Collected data
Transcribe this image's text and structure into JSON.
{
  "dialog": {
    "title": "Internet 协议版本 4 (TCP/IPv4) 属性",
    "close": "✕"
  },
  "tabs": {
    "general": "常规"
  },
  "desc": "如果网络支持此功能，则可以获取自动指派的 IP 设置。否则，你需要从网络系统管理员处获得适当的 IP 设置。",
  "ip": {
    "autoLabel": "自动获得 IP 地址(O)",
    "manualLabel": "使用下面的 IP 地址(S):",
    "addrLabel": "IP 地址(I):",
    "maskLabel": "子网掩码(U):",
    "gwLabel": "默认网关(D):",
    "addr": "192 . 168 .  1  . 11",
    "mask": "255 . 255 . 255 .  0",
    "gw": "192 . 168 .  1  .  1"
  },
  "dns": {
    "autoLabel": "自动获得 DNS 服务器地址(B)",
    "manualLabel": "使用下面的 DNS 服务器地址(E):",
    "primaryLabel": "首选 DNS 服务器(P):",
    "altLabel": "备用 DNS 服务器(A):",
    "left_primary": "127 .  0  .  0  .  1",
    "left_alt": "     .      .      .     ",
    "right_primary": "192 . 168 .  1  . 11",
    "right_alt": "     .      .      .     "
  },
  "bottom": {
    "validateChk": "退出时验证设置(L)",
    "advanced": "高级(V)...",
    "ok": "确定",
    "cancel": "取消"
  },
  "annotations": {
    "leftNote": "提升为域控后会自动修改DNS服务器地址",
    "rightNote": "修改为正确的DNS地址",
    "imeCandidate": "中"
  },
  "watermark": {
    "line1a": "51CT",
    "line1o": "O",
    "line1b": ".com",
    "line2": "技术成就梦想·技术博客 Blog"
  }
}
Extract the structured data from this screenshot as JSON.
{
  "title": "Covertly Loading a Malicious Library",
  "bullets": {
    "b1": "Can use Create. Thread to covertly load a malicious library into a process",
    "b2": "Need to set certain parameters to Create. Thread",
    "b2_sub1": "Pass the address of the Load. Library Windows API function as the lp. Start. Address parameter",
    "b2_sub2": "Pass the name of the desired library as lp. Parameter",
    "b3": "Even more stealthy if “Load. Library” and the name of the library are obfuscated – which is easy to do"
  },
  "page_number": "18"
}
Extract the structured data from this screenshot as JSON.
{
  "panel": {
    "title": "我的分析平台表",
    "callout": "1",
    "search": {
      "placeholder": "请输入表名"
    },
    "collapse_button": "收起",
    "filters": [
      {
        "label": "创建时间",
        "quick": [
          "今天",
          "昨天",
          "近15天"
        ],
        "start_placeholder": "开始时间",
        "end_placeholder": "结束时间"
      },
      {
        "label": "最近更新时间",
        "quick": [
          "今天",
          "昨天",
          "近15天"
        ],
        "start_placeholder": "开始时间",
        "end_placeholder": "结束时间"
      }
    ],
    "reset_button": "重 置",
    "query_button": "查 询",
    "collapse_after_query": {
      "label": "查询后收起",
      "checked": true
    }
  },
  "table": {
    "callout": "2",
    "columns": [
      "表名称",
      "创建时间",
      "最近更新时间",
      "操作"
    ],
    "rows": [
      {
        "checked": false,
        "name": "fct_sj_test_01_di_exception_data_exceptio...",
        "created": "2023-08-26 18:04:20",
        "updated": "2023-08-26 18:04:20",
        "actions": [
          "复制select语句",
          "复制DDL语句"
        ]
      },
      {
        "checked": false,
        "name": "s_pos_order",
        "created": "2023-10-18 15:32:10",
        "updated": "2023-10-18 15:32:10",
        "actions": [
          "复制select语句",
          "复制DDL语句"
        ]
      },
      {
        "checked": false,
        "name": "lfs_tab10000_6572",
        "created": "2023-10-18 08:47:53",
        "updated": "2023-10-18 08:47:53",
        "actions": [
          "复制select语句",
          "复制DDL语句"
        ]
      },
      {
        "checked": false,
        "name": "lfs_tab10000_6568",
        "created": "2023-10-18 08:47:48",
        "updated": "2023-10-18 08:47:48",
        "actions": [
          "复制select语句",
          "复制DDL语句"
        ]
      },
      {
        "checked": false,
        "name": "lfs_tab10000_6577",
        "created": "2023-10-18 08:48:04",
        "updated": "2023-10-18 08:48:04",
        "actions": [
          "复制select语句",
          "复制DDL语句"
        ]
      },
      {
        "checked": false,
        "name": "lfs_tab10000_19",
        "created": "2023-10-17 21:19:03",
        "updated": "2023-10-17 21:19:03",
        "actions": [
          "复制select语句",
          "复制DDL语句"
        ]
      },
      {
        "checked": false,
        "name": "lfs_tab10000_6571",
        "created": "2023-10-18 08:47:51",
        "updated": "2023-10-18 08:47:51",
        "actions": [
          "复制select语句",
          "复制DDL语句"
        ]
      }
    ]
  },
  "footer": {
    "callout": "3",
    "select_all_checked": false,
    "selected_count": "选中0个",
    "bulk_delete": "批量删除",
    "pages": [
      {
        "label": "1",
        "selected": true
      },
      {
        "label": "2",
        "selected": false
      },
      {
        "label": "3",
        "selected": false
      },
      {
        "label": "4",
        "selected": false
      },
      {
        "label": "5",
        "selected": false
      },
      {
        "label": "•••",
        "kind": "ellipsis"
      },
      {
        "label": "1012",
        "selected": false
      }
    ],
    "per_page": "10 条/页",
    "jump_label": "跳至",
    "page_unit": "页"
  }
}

## Written instruction
Quote every record above exactly.

## Written solution
Transcribe this image's text and structure into JSON.
{
  "dialog": {
    "title": "Internet 协议版本 4 (TCP/IPv4) 属性",
    "close": "✕"
  },
  "tabs": {
    "general": "常规"
  },
  "desc": "如果网络支持此功能，则可以获取自动指派的 IP 设置。否则，你需要从网络系统管理员处获得适当的 IP 设置。",
  "ip": {
    "autoLabel": "自动获得 IP 地址(O)",
    "manualLabel": "使用下面的 IP 地址(S):",
    "addrLabel": "IP 地址(I):",
    "maskLabel": "子网掩码(U):",
    "gwLabel": "默认网关(D):",
    "addr": "192 . 168 .  1  . 11",
    "mask": "255 . 255 . 255 .  0",
    "gw": "192 . 168 .  1  .  1"
  },
  "dns": {
    "autoLabel": "自动获得 DNS 服务器地址(B)",
    "manualLabel": "使用下面的 DNS 服务器地址(E):",
    "primaryLabel": "首选 DNS 服务器(P):",
    "altLabel": "备用 DNS 服务器(A):",
    "left_primary": "127 .  0  .  0  .  1",
    "left_alt": "     .      .      .     ",
    "right_primary": "192 . 168 .  1  . 11",
    "right_alt": "     .      .      .     "
  },
  "bottom": {
    "validateChk": "退出时验证设置(L)",
    "advanced": "高级(V)...",
    "ok": "确定",
    "cancel": "取消"
  },
  "annotations": {
    "leftNote": "提升为域控后会自动修改DNS服务器地址",
    "rightNote": "修改为正确的DNS地址",
    "imeCandidate": "中"
  },
  "watermark": {
    "line1a": "51CT",
    "line1o": "O",
    "line1b": ".com",
    "line2": "技术成就梦想·技术博客 Blog"
  }
}
Extract the structured data from this screenshot as JSON.
{
  "title": "Covertly Loading a Malicious Library",
  "bullets": {
    "b1": "Can use Create. Thread to covertly load a malicious library into a process",
    "b2": "Need to set certain parameters to Create. Thread",
    "b2_sub1": "Pass the address of the Load. Library Windows API function as the lp. Start. Address parameter",
    "b2_sub2": "Pass the name of the desired library as lp. Parameter",
    "b3": "Even more stealthy if “Load. Library” and the name of the library are obfuscated – which is easy to do"
  },
  "page_number": "18"
}
Extract the structured data from this screenshot as JSON.
{
  "panel": {
    "title": "我的分析平台表",
    "callout": "1",
    "search": {
      "placeholder": "请输入表名"
    },
    "collapse_button": "收起",
    "filters": [
      {
        "label": "创建时间",
        "quick": [
          "今天",
          "昨天",
          "近15天"
        ],
        "start_placeholder": "开始时间",
        "end_placeholder": "结束时间"
      },
      {
        "label": "最近更新时间",
        "quick": [
          "今天",
          "昨天",
          "近15天"
        ],
        "start_placeholder": "开始时间",
        "end_placeholder": "结束时间"
      }
    ],
    "reset_button": "重 置",
    "query_button": "查 询",
    "collapse_after_query": {
      "label": "查询后收起",
      "checked": true
    }
  },
  "table": {
    "callout": "2",
    "columns": [
      "表名称",
      "创建时间",
      "最近更新时间",
      "操作"
    ],
    "rows": [
      {
        "checked": false,
        "name": "fct_sj_test_01_di_exception_data_exceptio...",
        "created": "2023-08-26 18:04:20",
        "updated": "2023-08-26 18:04:20",
        "actions": [
          "复制select语句",
          "复制DDL语句"
        ]
      },
      {
        "checked": false,
        "name": "s_pos_order",
        "created": "2023-10-18 15:32:10",
        "updated": "2023-10-18 15:32:10",
        "actions": [
          "复制select语句",
          "复制DDL语句"
        ]
      },
      {
        "checked": false,
        "name": "lfs_tab10000_6572",
        "created": "2023-10-18 08:47:53",
        "updated": "2023-10-18 08:47:53",
        "actions": [
          "复制select语句",
          "复制DDL语句"
        ]
      },
      {
        "checked": false,
        "name": "lfs_tab10000_6568",
        "created": "2023-10-18 08:47:48",
        "updated": "2023-10-18 08:47:48",
        "actions": [
          "复制select语句",
          "复制DDL语句"
        ]
      },
      {
        "checked": false,
        "name": "lfs_tab10000_6577",
        "created": "2023-10-18 08:48:04",
        "updated": "2023-10-18 08:48:04",
        "actions": [
          "复制select语句",
          "复制DDL语句"
        ]
      },
      {
        "checked": false,
        "name": "lfs_tab10000_19",
        "created": "2023-10-17 21:19:03",
        "updated": "2023-10-17 21:19:03",
        "actions": [
          "复制select语句",
          "复制DDL语句"
        ]
      },
      {
        "checked": false,
        "name": "lfs_tab10000_6571",
        "created": "2023-10-18 08:47:51",
        "updated": "2023-10-18 08:47:51",
        "actions": [
          "复制select语句",
          "复制DDL语句"
        ]
      }
    ]
  },
  "footer": {
    "callout": "3",
    "select_all_checked": false,
    "selected_count": "选中0个",
    "bulk_delete": "批量删除",
    "pages": [
      {
        "label": "1",
        "selected": true
      },
      {
        "label": "2",
        "selected": false
      },
      {
        "label": "3",
        "selected": false
      },
      {
        "label": "4",
        "selected": false
      },
      {
        "label": "5",
        "selected": false
      },
      {
        "label": "•••",
        "kind": "ellipsis"
      },
      {
        "label": "1012",
        "selected": false
      }
    ],
    "per_page": "10 条/页",
    "jump_label": "跳至",
    "page_unit": "页"
  }
}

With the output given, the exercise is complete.